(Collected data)
###

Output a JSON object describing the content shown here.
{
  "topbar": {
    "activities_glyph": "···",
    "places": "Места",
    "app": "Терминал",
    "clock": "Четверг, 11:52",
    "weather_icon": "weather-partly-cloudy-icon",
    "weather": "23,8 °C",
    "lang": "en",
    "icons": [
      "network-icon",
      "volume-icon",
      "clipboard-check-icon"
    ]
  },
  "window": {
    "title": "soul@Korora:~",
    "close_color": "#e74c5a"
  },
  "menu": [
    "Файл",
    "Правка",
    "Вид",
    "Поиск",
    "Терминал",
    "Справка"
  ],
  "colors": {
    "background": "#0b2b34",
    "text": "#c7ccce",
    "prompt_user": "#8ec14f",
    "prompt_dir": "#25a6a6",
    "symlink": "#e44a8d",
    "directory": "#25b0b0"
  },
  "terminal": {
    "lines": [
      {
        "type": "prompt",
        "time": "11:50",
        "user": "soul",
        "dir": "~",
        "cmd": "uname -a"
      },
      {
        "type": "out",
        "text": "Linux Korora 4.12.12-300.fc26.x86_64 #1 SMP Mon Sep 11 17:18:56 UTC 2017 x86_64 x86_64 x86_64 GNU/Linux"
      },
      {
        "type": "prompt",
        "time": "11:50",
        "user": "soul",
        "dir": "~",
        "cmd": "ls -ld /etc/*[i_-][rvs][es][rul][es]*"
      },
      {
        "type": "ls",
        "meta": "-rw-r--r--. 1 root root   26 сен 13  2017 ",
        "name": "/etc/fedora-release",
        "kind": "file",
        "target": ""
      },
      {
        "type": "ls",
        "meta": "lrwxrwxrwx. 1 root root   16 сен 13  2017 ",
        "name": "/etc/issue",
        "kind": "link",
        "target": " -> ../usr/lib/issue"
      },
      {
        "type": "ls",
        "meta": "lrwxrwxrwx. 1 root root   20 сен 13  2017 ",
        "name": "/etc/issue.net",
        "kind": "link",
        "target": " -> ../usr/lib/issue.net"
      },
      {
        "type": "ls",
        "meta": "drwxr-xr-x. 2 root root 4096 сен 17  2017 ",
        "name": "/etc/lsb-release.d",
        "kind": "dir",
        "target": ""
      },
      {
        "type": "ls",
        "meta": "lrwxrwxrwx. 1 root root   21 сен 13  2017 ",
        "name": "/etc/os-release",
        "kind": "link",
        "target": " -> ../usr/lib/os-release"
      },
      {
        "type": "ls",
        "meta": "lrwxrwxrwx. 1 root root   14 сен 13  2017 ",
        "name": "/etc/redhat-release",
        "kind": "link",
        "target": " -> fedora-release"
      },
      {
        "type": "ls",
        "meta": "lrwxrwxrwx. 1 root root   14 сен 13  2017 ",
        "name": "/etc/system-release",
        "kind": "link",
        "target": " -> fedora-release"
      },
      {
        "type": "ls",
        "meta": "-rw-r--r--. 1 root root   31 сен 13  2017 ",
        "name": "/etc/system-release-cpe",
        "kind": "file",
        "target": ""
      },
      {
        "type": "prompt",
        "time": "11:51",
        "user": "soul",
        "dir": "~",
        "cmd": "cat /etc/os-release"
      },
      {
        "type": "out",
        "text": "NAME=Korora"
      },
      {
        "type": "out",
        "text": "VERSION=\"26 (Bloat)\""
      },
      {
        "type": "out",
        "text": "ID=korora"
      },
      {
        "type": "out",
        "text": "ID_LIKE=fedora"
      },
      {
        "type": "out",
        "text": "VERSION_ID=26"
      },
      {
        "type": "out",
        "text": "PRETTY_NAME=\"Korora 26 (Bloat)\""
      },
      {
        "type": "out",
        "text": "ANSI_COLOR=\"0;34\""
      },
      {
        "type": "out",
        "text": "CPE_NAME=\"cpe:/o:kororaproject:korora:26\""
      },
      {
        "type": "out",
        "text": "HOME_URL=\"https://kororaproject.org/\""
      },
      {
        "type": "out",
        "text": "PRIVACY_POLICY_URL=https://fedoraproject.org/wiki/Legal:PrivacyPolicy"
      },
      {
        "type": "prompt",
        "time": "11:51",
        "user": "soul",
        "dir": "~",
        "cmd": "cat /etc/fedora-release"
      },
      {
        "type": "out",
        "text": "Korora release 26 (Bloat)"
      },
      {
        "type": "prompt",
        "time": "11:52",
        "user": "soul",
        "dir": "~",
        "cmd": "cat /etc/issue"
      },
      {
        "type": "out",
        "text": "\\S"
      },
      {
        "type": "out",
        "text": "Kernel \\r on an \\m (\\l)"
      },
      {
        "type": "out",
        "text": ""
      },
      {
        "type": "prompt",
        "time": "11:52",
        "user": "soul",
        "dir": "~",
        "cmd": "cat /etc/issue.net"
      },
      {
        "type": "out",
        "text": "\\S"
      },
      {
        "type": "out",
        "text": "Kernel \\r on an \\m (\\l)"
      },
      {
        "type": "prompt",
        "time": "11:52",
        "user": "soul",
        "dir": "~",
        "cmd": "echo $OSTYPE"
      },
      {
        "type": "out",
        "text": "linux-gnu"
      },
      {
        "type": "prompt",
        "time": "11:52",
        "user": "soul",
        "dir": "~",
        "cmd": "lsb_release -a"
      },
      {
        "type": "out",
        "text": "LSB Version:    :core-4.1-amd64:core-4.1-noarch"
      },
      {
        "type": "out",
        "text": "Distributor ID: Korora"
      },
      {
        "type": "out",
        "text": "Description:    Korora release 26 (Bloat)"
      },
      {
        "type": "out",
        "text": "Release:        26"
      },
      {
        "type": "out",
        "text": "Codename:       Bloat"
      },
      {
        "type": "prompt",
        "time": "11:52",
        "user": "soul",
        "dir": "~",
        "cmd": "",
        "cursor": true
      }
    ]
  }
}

###

THE TASK: Write out every record, exactly as written.

THE REPLY:
Output a JSON object describing the content shown here.
{
  "topbar": {
    "activities_glyph": "···",
    "places": "Места",
    "app": "Терминал",
    "clock": "Четверг, 11:52",
    "weather_icon": "weather-partly-cloudy-icon",
    "weather": "23,8 °C",
    "lang": "en",
    "icons": [
      "network-icon",
      "volume-icon",
      "clipboard-check-icon"
    ]
  },
  "window": {
    "title": "soul@Korora:~",
    "close_color": "#e74c5a"
  },
  "menu": [
    "Файл",
    "Правка",
    "Вид",
    "Поиск",
    "Терминал",
    "Справка"
  ],
  "colors": {
    "background": "#0b2b34",
    "text": "#c7ccce",
    "prompt_user": "#8ec14f",
    "prompt_dir": "#25a6a6",
    "symlink": "#e44a8d",
    "directory": "#25b0b0"
  },
  "terminal": {
    "lines": [
      {
        "type": "prompt",
        "time": "11:50",
        "user": "soul",
        "dir": "~",
        "cmd": "uname -a"
      },
      {
        "type": "out",
        "text": "Linux Korora 4.12.12-300.fc26.x86_64 #1 SMP Mon Sep 11 17:18:56 UTC 2017 x86_64 x86_64 x86_64 GNU/Linux"
      },
      {
        "type": "prompt",
        "time": "11:50",
        "user": "soul",
        "dir": "~",
        "cmd": "ls -ld /etc/*[i_-][rvs][es][rul][es]*"
      },
      {
        "type": "ls",
        "meta": "-rw-r--r--. 1 root root   26 сен 13  2017 ",
        "name": "/etc/fedora-release",
        "kind": "file",
        "target": ""
      },
      {
        "type": "ls",
        "meta": "lrwxrwxrwx. 1 root root   16 сен 13  2017 ",
        "name": "/etc/issue",
        "kind": "link",
        "target": " -> ../usr/lib/issue"
      },
      {
        "type": "ls",
        "meta": "lrwxrwxrwx. 1 root root   20 сен 13  2017 ",
        "name": "/etc/issue.net",
        "kind": "link",
        "target": " -> ../usr/lib/issue.net"
      },
      {
        "type": "ls",
        "meta": "drwxr-xr-x. 2 root root 4096 сен 17  2017 ",
        "name": "/etc/lsb-release.d",
        "kind": "dir",
        "target": ""
      },
      {
        "type": "ls",
        "meta": "lrwxrwxrwx. 1 root root   21 сен 13  2017 ",
        "name": "/etc/os-release",
        "kind": "link",
        "target": " -> ../usr/lib/os-release"
      },
      {
        "type": "ls",
        "meta": "lrwxrwxrwx. 1 root root   14 сен 13  2017 ",
        "name": "/etc/redhat-release",
        "kind": "link",
        "target": " -> fedora-release"
      },
      {
        "type": "ls",
        "meta": "lrwxrwxrwx. 1 root root   14 сен 13  2017 ",
        "name": "/etc/system-release",
        "kind": "link",
        "target": " -> fedora-release"
      },
      {
        "type": "ls",
        "meta": "-rw-r--r--. 1 root root   31 сен 13  2017 ",
        "name": "/etc/system-release-cpe",
        "kind": "file",
        "target": ""
      },
      {
        "type": "prompt",
        "time": "11:51",
        "user": "soul",
        "dir": "~",
        "cmd": "cat /etc/os-release"
      },
      {
        "type": "out",
        "text": "NAME=Korora"
      },
      {
        "type": "out",
        "text": "VERSION=\"26 (Bloat)\""
      },
      {
        "type": "out",
        "text": "ID=korora"
      },
      {
        "type": "out",
        "text": "ID_LIKE=fedora"
      },
      {
        "type": "out",
        "text": "VERSION_ID=26"
      },
      {
        "type": "out",
        "text": "PRETTY_NAME=\"Korora 26 (Bloat)\""
      },
      {
        "type": "out",
        "text": "ANSI_COLOR=\"0;34\""
      },
      {
        "type": "out",
        "text": "CPE_NAME=\"cpe:/o:kororaproject:korora:26\""
      },
      {
        "type": "out",
        "text": "HOME_URL=\"https://kororaproject.org/\""
      },
      {
        "type": "out",
        "text": "PRIVACY_POLICY_URL=https://fedoraproject.org/wiki/Legal:PrivacyPolicy"
      },
      {
        "type": "prompt",
        "time": "11:51",
        "user": "soul",
        "dir": "~",
        "cmd": "cat /etc/fedora-release"
      },
      {
        "type": "out",
        "text": "Korora release 26 (Bloat)"
      },
      {
        "type": "prompt",
        "time": "11:52",
        "user": "soul",
        "dir": "~",
        "cmd": "cat /etc/issue"
      },
      {
        "type": "out",
        "text": "\\S"
      },
      {
        "type": "out",
        "text": "Kernel \\r on an \\m (\\l)"
      },
      {
        "type": "out",
        "text": ""
      },
      {
        "type": "prompt",
        "time": "11:52",
        "user": "soul",
        "dir": "~",
        "cmd": "cat /etc/issue.net"
      },
      {
        "type": "out",
        "text": "\\S"
      },
      {
        "type": "out",
        "text": "Kernel \\r on an \\m (\\l)"
      },
      {
        "type": "prompt",
        "time": "11:52",
        "user": "soul",
        "dir": "~",
        "cmd": "echo $OSTYPE"
      },
      {
        "type": "out",
        "text": "linux-gnu"
      },
      {
        "type": "prompt",
        "time": "11:52",
        "user": "soul",
        "dir": "~",
        "cmd": "lsb_release -a"
      },
      {
        "type": "out",
        "text": "LSB Version:    :core-4.1-amd64:core-4.1-noarch"
      },
      {
        "type": "out",
        "text": "Distributor ID: Korora"
      },
      {
        "type": "out",
        "text": "Description:    Korora release 26 (Bloat)"
      },
      {
        "type": "out",
        "text": "Release:        26"
      },
      {
        "type": "out",
        "text": "Codename:       Bloat"
      },
      {
        "type": "prompt",
        "time": "11:52",
        "user": "soul",
        "dir": "~",
        "cmd": "",
        "cursor": true
      }
    ]
  }
}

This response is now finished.